Without the images, write out the whole listing exactly.

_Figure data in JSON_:
====

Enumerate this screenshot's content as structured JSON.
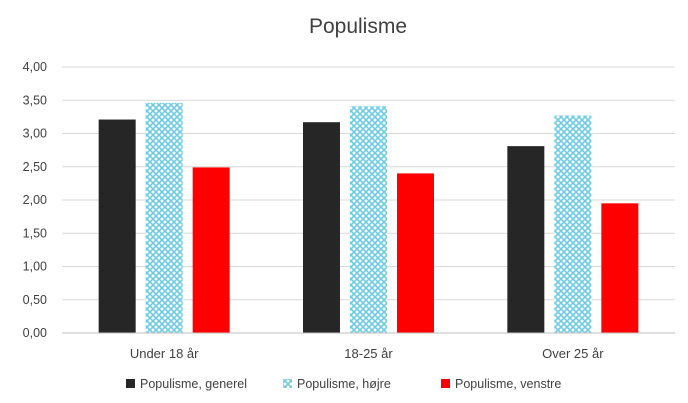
{
  "chart_data": {
    "type": "bar",
    "title": "Populisme",
    "categories": [
      "Under 18 år",
      "18-25 år",
      "Over 25 år"
    ],
    "series": [
      {
        "name": "Populisme, generel",
        "values": [
          3.21,
          3.17,
          2.81
        ],
        "color": "#262626",
        "pattern": "solid"
      },
      {
        "name": "Populisme, højre",
        "values": [
          3.46,
          3.41,
          3.27
        ],
        "color": "#7fd3e8",
        "pattern": "crosshatch"
      },
      {
        "name": "Populisme, venstre",
        "values": [
          2.49,
          2.4,
          1.95
        ],
        "color": "#ff0000",
        "pattern": "solid"
      }
    ],
    "ylim": [
      0,
      4
    ],
    "yticks": [
      "0,00",
      "0,50",
      "1,00",
      "1,50",
      "2,00",
      "2,50",
      "3,00",
      "3,50",
      "4,00"
    ],
    "grid": true,
    "legend_position": "bottom"
  }
}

====

_Task output_:
Enumerate this screenshot's content as structured JSON.
{
  "chart_data": {
    "type": "bar",
    "title": "Populisme",
    "categories": [
      "Under 18 år",
      "18-25 år",
      "Over 25 år"
    ],
    "series": [
      {
        "name": "Populisme, generel",
        "values": [
          3.21,
          3.17,
          2.81
        ],
        "color": "#262626",
        "pattern": "solid"
      },
      {
        "name": "Populisme, højre",
        "values": [
          3.46,
          3.41,
          3.27
        ],
        "color": "#7fd3e8",
        "pattern": "crosshatch"
      },
      {
        "name": "Populisme, venstre",
        "values": [
          2.49,
          2.4,
          1.95
        ],
        "color": "#ff0000",
        "pattern": "solid"
      }
    ],
    "ylim": [
      0,
      4
    ],
    "yticks": [
      "0,00",
      "0,50",
      "1,00",
      "1,50",
      "2,00",
      "2,50",
      "3,00",
      "3,50",
      "4,00"
    ],
    "grid": true,
    "legend_position": "bottom"
  }
}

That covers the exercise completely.